▶ [What is required]:
Exactly reproduce each line of the listing that follows.

▶ [Supplied records]:
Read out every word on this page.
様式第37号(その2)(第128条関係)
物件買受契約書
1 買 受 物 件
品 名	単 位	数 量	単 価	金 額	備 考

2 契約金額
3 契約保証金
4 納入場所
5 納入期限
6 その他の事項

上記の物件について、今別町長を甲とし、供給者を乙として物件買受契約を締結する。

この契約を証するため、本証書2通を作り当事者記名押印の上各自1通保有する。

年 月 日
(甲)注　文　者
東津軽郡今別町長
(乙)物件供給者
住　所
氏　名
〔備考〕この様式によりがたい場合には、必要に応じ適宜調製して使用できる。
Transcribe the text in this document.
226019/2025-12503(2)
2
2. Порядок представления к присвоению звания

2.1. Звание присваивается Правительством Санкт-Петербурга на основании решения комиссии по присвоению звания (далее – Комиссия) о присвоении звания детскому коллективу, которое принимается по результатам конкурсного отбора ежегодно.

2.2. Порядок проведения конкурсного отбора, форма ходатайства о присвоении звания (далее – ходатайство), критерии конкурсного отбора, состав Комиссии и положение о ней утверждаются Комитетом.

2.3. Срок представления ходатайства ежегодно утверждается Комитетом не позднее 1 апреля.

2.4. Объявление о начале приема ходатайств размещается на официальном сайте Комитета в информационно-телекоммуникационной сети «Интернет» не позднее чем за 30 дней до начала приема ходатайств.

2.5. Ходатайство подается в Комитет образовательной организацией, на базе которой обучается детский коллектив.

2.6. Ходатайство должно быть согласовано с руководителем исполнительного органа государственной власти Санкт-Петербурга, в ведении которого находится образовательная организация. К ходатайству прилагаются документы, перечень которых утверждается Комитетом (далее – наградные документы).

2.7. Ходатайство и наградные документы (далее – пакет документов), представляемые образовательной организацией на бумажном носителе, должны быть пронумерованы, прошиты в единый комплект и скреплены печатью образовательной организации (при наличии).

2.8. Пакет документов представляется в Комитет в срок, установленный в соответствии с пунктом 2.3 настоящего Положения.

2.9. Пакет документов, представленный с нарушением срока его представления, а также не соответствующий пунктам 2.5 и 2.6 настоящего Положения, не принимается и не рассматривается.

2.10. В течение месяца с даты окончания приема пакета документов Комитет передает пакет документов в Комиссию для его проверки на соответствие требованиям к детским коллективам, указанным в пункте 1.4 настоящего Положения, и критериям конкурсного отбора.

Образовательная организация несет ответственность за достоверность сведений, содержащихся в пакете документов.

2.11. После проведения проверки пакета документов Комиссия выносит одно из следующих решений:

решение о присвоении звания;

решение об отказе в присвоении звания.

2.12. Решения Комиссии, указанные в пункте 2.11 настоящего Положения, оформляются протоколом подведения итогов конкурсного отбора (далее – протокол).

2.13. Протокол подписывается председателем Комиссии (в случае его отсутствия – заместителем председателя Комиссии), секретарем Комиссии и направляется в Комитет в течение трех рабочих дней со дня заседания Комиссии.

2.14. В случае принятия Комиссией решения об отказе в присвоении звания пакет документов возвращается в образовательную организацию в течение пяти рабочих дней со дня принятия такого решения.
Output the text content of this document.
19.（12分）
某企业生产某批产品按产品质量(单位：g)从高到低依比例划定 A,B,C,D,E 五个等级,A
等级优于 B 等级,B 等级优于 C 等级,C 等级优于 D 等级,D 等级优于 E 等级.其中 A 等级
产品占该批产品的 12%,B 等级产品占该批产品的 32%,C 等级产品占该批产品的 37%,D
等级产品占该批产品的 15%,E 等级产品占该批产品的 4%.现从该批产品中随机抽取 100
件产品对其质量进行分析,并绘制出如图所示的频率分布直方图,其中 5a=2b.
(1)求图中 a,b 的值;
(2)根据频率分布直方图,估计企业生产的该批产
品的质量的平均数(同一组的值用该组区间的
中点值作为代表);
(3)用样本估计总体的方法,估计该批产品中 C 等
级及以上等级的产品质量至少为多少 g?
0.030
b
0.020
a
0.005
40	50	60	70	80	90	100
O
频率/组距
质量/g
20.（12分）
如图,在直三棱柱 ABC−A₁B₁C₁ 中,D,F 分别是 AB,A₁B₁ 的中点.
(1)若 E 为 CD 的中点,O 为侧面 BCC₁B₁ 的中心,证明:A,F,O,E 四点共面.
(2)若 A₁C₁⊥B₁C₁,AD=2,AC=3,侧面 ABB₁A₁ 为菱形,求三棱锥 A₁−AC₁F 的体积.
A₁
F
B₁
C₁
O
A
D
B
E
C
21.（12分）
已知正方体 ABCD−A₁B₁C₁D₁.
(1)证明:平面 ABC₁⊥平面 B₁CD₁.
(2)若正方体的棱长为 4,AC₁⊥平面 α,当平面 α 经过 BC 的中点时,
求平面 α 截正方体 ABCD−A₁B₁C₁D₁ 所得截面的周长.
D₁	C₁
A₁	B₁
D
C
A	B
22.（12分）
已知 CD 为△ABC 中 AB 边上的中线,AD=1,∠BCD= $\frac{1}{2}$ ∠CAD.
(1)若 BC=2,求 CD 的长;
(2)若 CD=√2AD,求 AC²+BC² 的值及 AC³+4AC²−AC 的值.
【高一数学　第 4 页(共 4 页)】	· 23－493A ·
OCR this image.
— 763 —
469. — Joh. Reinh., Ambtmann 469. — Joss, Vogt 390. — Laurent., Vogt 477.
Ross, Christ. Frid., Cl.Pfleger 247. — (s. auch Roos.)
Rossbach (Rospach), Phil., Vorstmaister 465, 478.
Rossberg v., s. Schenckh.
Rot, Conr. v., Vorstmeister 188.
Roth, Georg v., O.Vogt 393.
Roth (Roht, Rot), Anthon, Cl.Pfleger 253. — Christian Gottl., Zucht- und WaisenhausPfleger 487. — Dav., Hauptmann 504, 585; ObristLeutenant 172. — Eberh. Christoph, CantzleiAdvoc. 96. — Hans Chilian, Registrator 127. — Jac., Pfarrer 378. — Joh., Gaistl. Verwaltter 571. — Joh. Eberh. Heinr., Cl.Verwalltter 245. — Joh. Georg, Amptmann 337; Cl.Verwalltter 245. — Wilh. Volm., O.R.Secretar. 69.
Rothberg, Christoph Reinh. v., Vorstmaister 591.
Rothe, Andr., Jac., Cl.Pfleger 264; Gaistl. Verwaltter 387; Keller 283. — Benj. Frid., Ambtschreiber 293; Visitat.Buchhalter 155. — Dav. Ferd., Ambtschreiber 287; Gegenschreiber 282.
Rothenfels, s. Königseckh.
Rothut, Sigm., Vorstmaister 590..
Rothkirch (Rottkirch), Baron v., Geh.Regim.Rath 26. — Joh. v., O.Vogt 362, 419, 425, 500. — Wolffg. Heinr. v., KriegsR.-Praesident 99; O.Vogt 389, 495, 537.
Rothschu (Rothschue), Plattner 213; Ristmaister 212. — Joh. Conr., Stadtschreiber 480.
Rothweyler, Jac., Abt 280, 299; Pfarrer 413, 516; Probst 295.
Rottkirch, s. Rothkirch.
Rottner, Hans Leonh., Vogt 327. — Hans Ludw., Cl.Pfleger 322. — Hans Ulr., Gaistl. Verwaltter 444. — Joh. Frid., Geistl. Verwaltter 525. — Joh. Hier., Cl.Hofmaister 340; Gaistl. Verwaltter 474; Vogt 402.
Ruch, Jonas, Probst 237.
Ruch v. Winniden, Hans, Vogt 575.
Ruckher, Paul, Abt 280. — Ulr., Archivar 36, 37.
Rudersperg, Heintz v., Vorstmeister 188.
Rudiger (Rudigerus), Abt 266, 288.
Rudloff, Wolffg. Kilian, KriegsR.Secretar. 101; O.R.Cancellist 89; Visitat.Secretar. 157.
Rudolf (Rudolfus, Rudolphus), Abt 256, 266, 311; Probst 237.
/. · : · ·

▶ [Worked answer]:
Read out every word on this page.
様式第37号(その2)(第128条関係)
物件買受契約書
1 買 受 物 件
品 名	単 位	数 量	単 価	金 額	備 考

2 契約金額
3 契約保証金
4 納入場所
5 納入期限
6 その他の事項

上記の物件について、今別町長を甲とし、供給者を乙として物件買受契約を締結する。

この契約を証するため、本証書2通を作り当事者記名押印の上各自1通保有する。

年 月 日
(甲)注　文　者
東津軽郡今別町長
(乙)物件供給者
住　所
氏　名
〔備考〕この様式によりがたい場合には、必要に応じ適宜調製して使用できる。
Transcribe the text in this document.
226019/2025-12503(2)
2
2. Порядок представления к присвоению звания

2.1. Звание присваивается Правительством Санкт-Петербурга на основании решения комиссии по присвоению звания (далее – Комиссия) о присвоении звания детскому коллективу, которое принимается по результатам конкурсного отбора ежегодно.

2.2. Порядок проведения конкурсного отбора, форма ходатайства о присвоении звания (далее – ходатайство), критерии конкурсного отбора, состав Комиссии и положение о ней утверждаются Комитетом.

2.3. Срок представления ходатайства ежегодно утверждается Комитетом не позднее 1 апреля.

2.4. Объявление о начале приема ходатайств размещается на официальном сайте Комитета в информационно-телекоммуникационной сети «Интернет» не позднее чем за 30 дней до начала приема ходатайств.

2.5. Ходатайство подается в Комитет образовательной организацией, на базе которой обучается детский коллектив.

2.6. Ходатайство должно быть согласовано с руководителем исполнительного органа государственной власти Санкт-Петербурга, в ведении которого находится образовательная организация. К ходатайству прилагаются документы, перечень которых утверждается Комитетом (далее – наградные документы).

2.7. Ходатайство и наградные документы (далее – пакет документов), представляемые образовательной организацией на бумажном носителе, должны быть пронумерованы, прошиты в единый комплект и скреплены печатью образовательной организации (при наличии).

2.8. Пакет документов представляется в Комитет в срок, установленный в соответствии с пунктом 2.3 настоящего Положения.

2.9. Пакет документов, представленный с нарушением срока его представления, а также не соответствующий пунктам 2.5 и 2.6 настоящего Положения, не принимается и не рассматривается.

2.10. В течение месяца с даты окончания приема пакета документов Комитет передает пакет документов в Комиссию для его проверки на соответствие требованиям к детским коллективам, указанным в пункте 1.4 настоящего Положения, и критериям конкурсного отбора.

Образовательная организация несет ответственность за достоверность сведений, содержащихся в пакете документов.

2.11. После проведения проверки пакета документов Комиссия выносит одно из следующих решений:

решение о присвоении звания;

решение об отказе в присвоении звания.

2.12. Решения Комиссии, указанные в пункте 2.11 настоящего Положения, оформляются протоколом подведения итогов конкурсного отбора (далее – протокол).

2.13. Протокол подписывается председателем Комиссии (в случае его отсутствия – заместителем председателя Комиссии), секретарем Комиссии и направляется в Комитет в течение трех рабочих дней со дня заседания Комиссии.

2.14. В случае принятия Комиссией решения об отказе в присвоении звания пакет документов возвращается в образовательную организацию в течение пяти рабочих дней со дня принятия такого решения.
Output the text content of this document.
19.（12分）
某企业生产某批产品按产品质量(单位：g)从高到低依比例划定 A,B,C,D,E 五个等级,A
等级优于 B 等级,B 等级优于 C 等级,C 等级优于 D 等级,D 等级优于 E 等级.其中 A 等级
产品占该批产品的 12%,B 等级产品占该批产品的 32%,C 等级产品占该批产品的 37%,D
等级产品占该批产品的 15%,E 等级产品占该批产品的 4%.现从该批产品中随机抽取 100
件产品对其质量进行分析,并绘制出如图所示的频率分布直方图,其中 5a=2b.
(1)求图中 a,b 的值;
(2)根据频率分布直方图,估计企业生产的该批产
品的质量的平均数(同一组的值用该组区间的
中点值作为代表);
(3)用样本估计总体的方法,估计该批产品中 C 等
级及以上等级的产品质量至少为多少 g?
0.030
b
0.020
a
0.005
40	50	60	70	80	90	100
O
频率/组距
质量/g
20.（12分）
如图,在直三棱柱 ABC−A₁B₁C₁ 中,D,F 分别是 AB,A₁B₁ 的中点.
(1)若 E 为 CD 的中点,O 为侧面 BCC₁B₁ 的中心,证明:A,F,O,E 四点共面.
(2)若 A₁C₁⊥B₁C₁,AD=2,AC=3,侧面 ABB₁A₁ 为菱形,求三棱锥 A₁−AC₁F 的体积.
A₁
F
B₁
C₁
O
A
D
B
E
C
21.（12分）
已知正方体 ABCD−A₁B₁C₁D₁.
(1)证明:平面 ABC₁⊥平面 B₁CD₁.
(2)若正方体的棱长为 4,AC₁⊥平面 α,当平面 α 经过 BC 的中点时,
求平面 α 截正方体 ABCD−A₁B₁C₁D₁ 所得截面的周长.
D₁	C₁
A₁	B₁
D
C
A	B
22.（12分）
已知 CD 为△ABC 中 AB 边上的中线,AD=1,∠BCD= $\frac{1}{2}$ ∠CAD.
(1)若 BC=2,求 CD 的长;
(2)若 CD=√2AD,求 AC²+BC² 的值及 AC³+4AC²−AC 的值.
【高一数学　第 4 页(共 4 页)】	· 23－493A ·
OCR this image.
— 763 —
469. — Joh. Reinh., Ambtmann 469. — Joss, Vogt 390. — Laurent., Vogt 477.
Ross, Christ. Frid., Cl.Pfleger 247. — (s. auch Roos.)
Rossbach (Rospach), Phil., Vorstmaister 465, 478.
Rossberg v., s. Schenckh.
Rot, Conr. v., Vorstmeister 188.
Roth, Georg v., O.Vogt 393.
Roth (Roht, Rot), Anthon, Cl.Pfleger 253. — Christian Gottl., Zucht- und WaisenhausPfleger 487. — Dav., Hauptmann 504, 585; ObristLeutenant 172. — Eberh. Christoph, CantzleiAdvoc. 96. — Hans Chilian, Registrator 127. — Jac., Pfarrer 378. — Joh., Gaistl. Verwaltter 571. — Joh. Eberh. Heinr., Cl.Verwalltter 245. — Joh. Georg, Amptmann 337; Cl.Verwalltter 245. — Wilh. Volm., O.R.Secretar. 69.
Rothberg, Christoph Reinh. v., Vorstmaister 591.
Rothe, Andr., Jac., Cl.Pfleger 264; Gaistl. Verwaltter 387; Keller 283. — Benj. Frid., Ambtschreiber 293; Visitat.Buchhalter 155. — Dav. Ferd., Ambtschreiber 287; Gegenschreiber 282.
Rothenfels, s. Königseckh.
Rothut, Sigm., Vorstmaister 590..
Rothkirch (Rottkirch), Baron v., Geh.Regim.Rath 26. — Joh. v., O.Vogt 362, 419, 425, 500. — Wolffg. Heinr. v., KriegsR.-Praesident 99; O.Vogt 389, 495, 537.
Rothschu (Rothschue), Plattner 213; Ristmaister 212. — Joh. Conr., Stadtschreiber 480.
Rothweyler, Jac., Abt 280, 299; Pfarrer 413, 516; Probst 295.
Rottkirch, s. Rothkirch.
Rottner, Hans Leonh., Vogt 327. — Hans Ludw., Cl.Pfleger 322. — Hans Ulr., Gaistl. Verwaltter 444. — Joh. Frid., Geistl. Verwaltter 525. — Joh. Hier., Cl.Hofmaister 340; Gaistl. Verwaltter 474; Vogt 402.
Ruch, Jonas, Probst 237.
Ruch v. Winniden, Hans, Vogt 575.
Ruckher, Paul, Abt 280. — Ulr., Archivar 36, 37.
Rudersperg, Heintz v., Vorstmeister 188.
Rudiger (Rudigerus), Abt 266, 288.
Rudloff, Wolffg. Kilian, KriegsR.Secretar. 101; O.R.Cancellist 89; Visitat.Secretar. 157.
Rudolf (Rudolfus, Rudolphus), Abt 256, 266, 311; Probst 237.
/. · : · ·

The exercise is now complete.